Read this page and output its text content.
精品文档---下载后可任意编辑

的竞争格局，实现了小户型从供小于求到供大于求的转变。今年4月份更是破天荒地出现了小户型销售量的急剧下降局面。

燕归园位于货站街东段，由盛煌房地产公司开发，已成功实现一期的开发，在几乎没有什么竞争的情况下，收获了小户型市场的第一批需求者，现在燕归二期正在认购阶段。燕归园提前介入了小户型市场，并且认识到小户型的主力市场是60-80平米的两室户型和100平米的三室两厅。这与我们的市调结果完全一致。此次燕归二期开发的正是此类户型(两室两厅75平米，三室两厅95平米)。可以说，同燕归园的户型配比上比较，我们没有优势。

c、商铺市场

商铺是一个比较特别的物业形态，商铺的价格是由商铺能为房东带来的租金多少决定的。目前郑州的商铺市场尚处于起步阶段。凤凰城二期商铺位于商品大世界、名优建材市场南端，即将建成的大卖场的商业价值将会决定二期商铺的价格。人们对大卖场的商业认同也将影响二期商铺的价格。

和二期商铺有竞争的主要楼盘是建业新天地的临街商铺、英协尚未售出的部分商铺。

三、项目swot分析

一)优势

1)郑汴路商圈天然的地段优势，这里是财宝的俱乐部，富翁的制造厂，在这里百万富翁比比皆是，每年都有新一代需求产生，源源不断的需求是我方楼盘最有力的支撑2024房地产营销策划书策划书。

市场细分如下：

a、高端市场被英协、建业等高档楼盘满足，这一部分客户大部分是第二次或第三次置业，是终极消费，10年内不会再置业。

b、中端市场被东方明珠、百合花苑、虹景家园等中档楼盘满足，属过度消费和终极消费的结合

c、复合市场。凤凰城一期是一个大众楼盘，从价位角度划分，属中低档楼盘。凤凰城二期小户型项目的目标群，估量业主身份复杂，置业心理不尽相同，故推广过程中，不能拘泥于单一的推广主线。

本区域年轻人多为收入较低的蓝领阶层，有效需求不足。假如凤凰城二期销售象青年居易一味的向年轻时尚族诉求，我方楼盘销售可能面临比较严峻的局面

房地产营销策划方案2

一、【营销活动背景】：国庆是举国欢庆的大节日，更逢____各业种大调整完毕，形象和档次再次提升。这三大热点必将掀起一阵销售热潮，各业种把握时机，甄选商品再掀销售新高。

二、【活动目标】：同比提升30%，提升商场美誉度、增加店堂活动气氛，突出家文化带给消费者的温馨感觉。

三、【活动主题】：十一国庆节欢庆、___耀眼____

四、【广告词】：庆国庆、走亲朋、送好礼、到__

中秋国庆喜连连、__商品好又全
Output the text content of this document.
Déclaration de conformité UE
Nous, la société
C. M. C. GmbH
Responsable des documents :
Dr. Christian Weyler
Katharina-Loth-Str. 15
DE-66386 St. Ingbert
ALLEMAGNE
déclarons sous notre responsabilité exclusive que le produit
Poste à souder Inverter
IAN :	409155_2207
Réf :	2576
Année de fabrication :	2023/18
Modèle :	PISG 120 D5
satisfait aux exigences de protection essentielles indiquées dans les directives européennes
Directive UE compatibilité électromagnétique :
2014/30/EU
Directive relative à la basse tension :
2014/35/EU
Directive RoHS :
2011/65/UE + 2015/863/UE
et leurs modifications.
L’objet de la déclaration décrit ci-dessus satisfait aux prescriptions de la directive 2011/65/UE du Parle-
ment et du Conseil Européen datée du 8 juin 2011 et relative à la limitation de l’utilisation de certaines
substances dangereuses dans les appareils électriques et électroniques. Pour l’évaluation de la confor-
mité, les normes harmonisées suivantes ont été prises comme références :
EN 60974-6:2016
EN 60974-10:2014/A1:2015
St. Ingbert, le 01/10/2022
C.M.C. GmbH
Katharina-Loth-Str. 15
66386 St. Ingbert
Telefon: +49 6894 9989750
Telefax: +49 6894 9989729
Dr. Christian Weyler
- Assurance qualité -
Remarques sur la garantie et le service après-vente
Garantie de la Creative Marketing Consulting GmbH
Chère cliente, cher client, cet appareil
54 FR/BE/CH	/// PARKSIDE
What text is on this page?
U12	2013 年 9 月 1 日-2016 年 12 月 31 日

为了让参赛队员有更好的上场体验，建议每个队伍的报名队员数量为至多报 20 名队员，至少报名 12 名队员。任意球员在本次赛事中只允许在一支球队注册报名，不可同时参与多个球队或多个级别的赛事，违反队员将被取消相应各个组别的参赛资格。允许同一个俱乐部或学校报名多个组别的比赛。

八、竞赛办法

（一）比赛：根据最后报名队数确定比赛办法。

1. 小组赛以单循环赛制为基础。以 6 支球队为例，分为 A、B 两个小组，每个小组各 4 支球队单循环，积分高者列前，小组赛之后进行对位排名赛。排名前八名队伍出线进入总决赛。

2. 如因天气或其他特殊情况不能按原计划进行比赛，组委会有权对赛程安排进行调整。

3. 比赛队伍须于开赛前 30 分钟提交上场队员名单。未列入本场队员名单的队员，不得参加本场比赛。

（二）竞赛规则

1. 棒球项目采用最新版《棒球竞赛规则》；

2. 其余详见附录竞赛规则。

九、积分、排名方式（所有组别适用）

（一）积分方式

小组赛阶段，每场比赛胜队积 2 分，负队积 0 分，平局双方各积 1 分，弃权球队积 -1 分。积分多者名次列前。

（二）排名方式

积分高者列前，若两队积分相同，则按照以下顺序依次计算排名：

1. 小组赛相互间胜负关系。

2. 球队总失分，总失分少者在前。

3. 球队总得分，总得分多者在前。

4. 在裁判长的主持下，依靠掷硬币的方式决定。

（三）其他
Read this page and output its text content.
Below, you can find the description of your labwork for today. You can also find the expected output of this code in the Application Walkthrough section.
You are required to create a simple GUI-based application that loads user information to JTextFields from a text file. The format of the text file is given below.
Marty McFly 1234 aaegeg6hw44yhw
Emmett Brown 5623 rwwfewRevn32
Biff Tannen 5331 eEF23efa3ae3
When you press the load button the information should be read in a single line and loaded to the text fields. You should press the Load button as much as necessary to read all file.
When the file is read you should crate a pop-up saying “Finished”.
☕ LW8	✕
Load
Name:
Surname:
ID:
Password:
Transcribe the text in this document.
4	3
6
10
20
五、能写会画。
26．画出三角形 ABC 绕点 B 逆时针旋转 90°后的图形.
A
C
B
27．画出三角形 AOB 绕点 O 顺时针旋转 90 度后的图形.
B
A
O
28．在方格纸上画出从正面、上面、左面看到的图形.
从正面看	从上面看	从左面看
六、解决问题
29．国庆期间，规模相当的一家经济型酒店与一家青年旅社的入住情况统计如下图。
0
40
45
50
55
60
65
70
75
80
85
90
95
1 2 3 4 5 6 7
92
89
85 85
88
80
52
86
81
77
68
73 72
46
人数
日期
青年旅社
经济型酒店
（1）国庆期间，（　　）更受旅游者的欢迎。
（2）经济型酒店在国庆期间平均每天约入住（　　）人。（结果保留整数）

..........

→ EXERCISE GOAL:
Reproduce the data in full, exactly as presented.

→ SOLVED PROBLEM:
Read this page and output its text content.
精品文档---下载后可任意编辑

的竞争格局，实现了小户型从供小于求到供大于求的转变。今年4月份更是破天荒地出现了小户型销售量的急剧下降局面。

燕归园位于货站街东段，由盛煌房地产公司开发，已成功实现一期的开发，在几乎没有什么竞争的情况下，收获了小户型市场的第一批需求者，现在燕归二期正在认购阶段。燕归园提前介入了小户型市场，并且认识到小户型的主力市场是60-80平米的两室户型和100平米的三室两厅。这与我们的市调结果完全一致。此次燕归二期开发的正是此类户型(两室两厅75平米，三室两厅95平米)。可以说，同燕归园的户型配比上比较，我们没有优势。

c、商铺市场

商铺是一个比较特别的物业形态，商铺的价格是由商铺能为房东带来的租金多少决定的。目前郑州的商铺市场尚处于起步阶段。凤凰城二期商铺位于商品大世界、名优建材市场南端，即将建成的大卖场的商业价值将会决定二期商铺的价格。人们对大卖场的商业认同也将影响二期商铺的价格。

和二期商铺有竞争的主要楼盘是建业新天地的临街商铺、英协尚未售出的部分商铺。

三、项目swot分析

一)优势

1)郑汴路商圈天然的地段优势，这里是财宝的俱乐部，富翁的制造厂，在这里百万富翁比比皆是，每年都有新一代需求产生，源源不断的需求是我方楼盘最有力的支撑2024房地产营销策划书策划书。

市场细分如下：

a、高端市场被英协、建业等高档楼盘满足，这一部分客户大部分是第二次或第三次置业，是终极消费，10年内不会再置业。

b、中端市场被东方明珠、百合花苑、虹景家园等中档楼盘满足，属过度消费和终极消费的结合

c、复合市场。凤凰城一期是一个大众楼盘，从价位角度划分，属中低档楼盘。凤凰城二期小户型项目的目标群，估量业主身份复杂，置业心理不尽相同，故推广过程中，不能拘泥于单一的推广主线。

本区域年轻人多为收入较低的蓝领阶层，有效需求不足。假如凤凰城二期销售象青年居易一味的向年轻时尚族诉求，我方楼盘销售可能面临比较严峻的局面

房地产营销策划方案2

一、【营销活动背景】：国庆是举国欢庆的大节日，更逢____各业种大调整完毕，形象和档次再次提升。这三大热点必将掀起一阵销售热潮，各业种把握时机，甄选商品再掀销售新高。

二、【活动目标】：同比提升30%，提升商场美誉度、增加店堂活动气氛，突出家文化带给消费者的温馨感觉。

三、【活动主题】：十一国庆节欢庆、___耀眼____

四、【广告词】：庆国庆、走亲朋、送好礼、到__

中秋国庆喜连连、__商品好又全
Output the text content of this document.
Déclaration de conformité UE
Nous, la société
C. M. C. GmbH
Responsable des documents :
Dr. Christian Weyler
Katharina-Loth-Str. 15
DE-66386 St. Ingbert
ALLEMAGNE
déclarons sous notre responsabilité exclusive que le produit
Poste à souder Inverter
IAN :	409155_2207
Réf :	2576
Année de fabrication :	2023/18
Modèle :	PISG 120 D5
satisfait aux exigences de protection essentielles indiquées dans les directives européennes
Directive UE compatibilité électromagnétique :
2014/30/EU
Directive relative à la basse tension :
2014/35/EU
Directive RoHS :
2011/65/UE + 2015/863/UE
et leurs modifications.
L’objet de la déclaration décrit ci-dessus satisfait aux prescriptions de la directive 2011/65/UE du Parle-
ment et du Conseil Européen datée du 8 juin 2011 et relative à la limitation de l’utilisation de certaines
substances dangereuses dans les appareils électriques et électroniques. Pour l’évaluation de la confor-
mité, les normes harmonisées suivantes ont été prises comme références :
EN 60974-6:2016
EN 60974-10:2014/A1:2015
St. Ingbert, le 01/10/2022
C.M.C. GmbH
Katharina-Loth-Str. 15
66386 St. Ingbert
Telefon: +49 6894 9989750
Telefax: +49 6894 9989729
Dr. Christian Weyler
- Assurance qualité -
Remarques sur la garantie et le service après-vente
Garantie de la Creative Marketing Consulting GmbH
Chère cliente, cher client, cet appareil
54 FR/BE/CH	/// PARKSIDE
What text is on this page?
U12	2013 年 9 月 1 日-2016 年 12 月 31 日

为了让参赛队员有更好的上场体验，建议每个队伍的报名队员数量为至多报 20 名队员，至少报名 12 名队员。任意球员在本次赛事中只允许在一支球队注册报名，不可同时参与多个球队或多个级别的赛事，违反队员将被取消相应各个组别的参赛资格。允许同一个俱乐部或学校报名多个组别的比赛。

八、竞赛办法

（一）比赛：根据最后报名队数确定比赛办法。

1. 小组赛以单循环赛制为基础。以 6 支球队为例，分为 A、B 两个小组，每个小组各 4 支球队单循环，积分高者列前，小组赛之后进行对位排名赛。排名前八名队伍出线进入总决赛。

2. 如因天气或其他特殊情况不能按原计划进行比赛，组委会有权对赛程安排进行调整。

3. 比赛队伍须于开赛前 30 分钟提交上场队员名单。未列入本场队员名单的队员，不得参加本场比赛。

（二）竞赛规则

1. 棒球项目采用最新版《棒球竞赛规则》；

2. 其余详见附录竞赛规则。

九、积分、排名方式（所有组别适用）

（一）积分方式

小组赛阶段，每场比赛胜队积 2 分，负队积 0 分，平局双方各积 1 分，弃权球队积 -1 分。积分多者名次列前。

（二）排名方式

积分高者列前，若两队积分相同，则按照以下顺序依次计算排名：

1. 小组赛相互间胜负关系。

2. 球队总失分，总失分少者在前。

3. 球队总得分，总得分多者在前。

4. 在裁判长的主持下，依靠掷硬币的方式决定。

（三）其他
Read this page and output its text content.
Below, you can find the description of your labwork for today. You can also find the expected output of this code in the Application Walkthrough section.
You are required to create a simple GUI-based application that loads user information to JTextFields from a text file. The format of the text file is given below.
Marty McFly 1234 aaegeg6hw44yhw
Emmett Brown 5623 rwwfewRevn32
Biff Tannen 5331 eEF23efa3ae3
When you press the load button the information should be read in a single line and loaded to the text fields. You should press the Load button as much as necessary to read all file.
When the file is read you should crate a pop-up saying “Finished”.
☕ LW8	✕
Load
Name:
Surname:
ID:
Password:
Transcribe the text in this document.
4	3
6
10
20
五、能写会画。
26．画出三角形 ABC 绕点 B 逆时针旋转 90°后的图形.
A
C
B
27．画出三角形 AOB 绕点 O 顺时针旋转 90 度后的图形.
B
A
O
28．在方格纸上画出从正面、上面、左面看到的图形.
从正面看	从上面看	从左面看
六、解决问题
29．国庆期间，规模相当的一家经济型酒店与一家青年旅社的入住情况统计如下图。
0
40
45
50
55
60
65
70
75
80
85
90
95
1 2 3 4 5 6 7
92
89
85 85
88
80
52
86
81
77
68
73 72
46
人数
日期
青年旅社
经济型酒店
（1）国庆期间，（　　）更受旅游者的欢迎。
（2）经济型酒店在国庆期间平均每天约入住（　　）人。（结果保留整数）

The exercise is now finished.